**What the exercise asks:**
In the data below, find every line with the string "número" and pull it out.

(begin)

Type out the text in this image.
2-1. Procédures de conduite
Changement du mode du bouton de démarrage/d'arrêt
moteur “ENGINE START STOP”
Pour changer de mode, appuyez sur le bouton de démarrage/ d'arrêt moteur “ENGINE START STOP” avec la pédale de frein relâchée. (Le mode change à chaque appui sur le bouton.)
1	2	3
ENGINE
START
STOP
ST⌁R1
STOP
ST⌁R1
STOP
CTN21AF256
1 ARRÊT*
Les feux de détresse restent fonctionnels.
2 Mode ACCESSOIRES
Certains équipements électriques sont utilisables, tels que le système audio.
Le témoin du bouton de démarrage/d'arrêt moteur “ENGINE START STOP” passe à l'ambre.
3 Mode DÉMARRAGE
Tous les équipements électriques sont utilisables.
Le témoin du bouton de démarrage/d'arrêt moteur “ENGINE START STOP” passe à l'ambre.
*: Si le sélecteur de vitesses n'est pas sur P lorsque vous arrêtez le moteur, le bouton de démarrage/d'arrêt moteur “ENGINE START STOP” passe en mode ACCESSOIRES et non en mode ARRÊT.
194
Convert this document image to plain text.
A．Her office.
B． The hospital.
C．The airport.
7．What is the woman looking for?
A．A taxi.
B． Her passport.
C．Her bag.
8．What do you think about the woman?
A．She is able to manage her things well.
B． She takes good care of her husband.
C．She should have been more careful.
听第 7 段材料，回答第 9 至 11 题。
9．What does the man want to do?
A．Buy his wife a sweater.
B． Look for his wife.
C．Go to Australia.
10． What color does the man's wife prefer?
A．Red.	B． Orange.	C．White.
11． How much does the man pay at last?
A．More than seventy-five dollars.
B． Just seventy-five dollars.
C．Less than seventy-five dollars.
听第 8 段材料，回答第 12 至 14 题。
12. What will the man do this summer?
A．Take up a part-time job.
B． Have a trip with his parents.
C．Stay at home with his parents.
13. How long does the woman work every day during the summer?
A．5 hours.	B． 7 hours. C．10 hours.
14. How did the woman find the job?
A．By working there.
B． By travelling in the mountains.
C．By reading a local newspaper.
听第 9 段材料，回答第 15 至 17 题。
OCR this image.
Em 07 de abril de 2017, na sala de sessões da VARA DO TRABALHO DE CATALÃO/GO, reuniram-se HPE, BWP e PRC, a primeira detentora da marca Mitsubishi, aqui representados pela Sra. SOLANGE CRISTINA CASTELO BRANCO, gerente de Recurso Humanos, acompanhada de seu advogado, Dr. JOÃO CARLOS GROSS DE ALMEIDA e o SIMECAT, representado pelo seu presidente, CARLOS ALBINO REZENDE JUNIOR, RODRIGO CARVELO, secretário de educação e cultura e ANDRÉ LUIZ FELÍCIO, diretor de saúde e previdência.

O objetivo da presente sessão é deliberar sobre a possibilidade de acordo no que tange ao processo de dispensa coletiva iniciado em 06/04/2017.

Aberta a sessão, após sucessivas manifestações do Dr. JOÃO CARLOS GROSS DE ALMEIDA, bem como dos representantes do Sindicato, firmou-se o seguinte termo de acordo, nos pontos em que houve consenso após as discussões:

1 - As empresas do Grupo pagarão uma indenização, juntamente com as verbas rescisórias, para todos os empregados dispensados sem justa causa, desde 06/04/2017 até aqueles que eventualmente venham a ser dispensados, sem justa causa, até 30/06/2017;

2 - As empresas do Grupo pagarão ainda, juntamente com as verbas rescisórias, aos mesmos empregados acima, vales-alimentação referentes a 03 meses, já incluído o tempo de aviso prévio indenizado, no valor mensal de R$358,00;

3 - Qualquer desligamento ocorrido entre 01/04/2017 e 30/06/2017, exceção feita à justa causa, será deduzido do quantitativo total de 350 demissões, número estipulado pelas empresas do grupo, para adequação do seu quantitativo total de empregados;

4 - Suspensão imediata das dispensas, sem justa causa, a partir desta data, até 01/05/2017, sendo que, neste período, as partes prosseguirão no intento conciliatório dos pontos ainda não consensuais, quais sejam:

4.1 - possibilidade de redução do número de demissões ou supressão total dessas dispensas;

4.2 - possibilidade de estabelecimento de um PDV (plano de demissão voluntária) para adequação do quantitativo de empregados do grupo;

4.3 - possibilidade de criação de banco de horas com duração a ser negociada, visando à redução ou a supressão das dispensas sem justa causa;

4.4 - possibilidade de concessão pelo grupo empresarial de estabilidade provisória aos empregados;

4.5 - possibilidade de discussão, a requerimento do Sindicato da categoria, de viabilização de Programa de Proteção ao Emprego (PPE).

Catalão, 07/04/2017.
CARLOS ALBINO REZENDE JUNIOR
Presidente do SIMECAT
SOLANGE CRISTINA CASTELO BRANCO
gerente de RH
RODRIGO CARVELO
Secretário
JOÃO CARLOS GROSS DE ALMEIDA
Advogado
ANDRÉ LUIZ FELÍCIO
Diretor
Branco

(end)

**Output of the task:**
3 - Qualquer desligamento ocorrido entre 01/04/2017 e 30/06/2017, exceção feita à justa causa, será deduzido do quantitativo total de 350 demissões, número estipulado pelas empresas do grupo, para adequação do seu quantitativo total de empregados;
4.1 - possibilidade de redução do número de demissões ou supressão total dessas dispensas;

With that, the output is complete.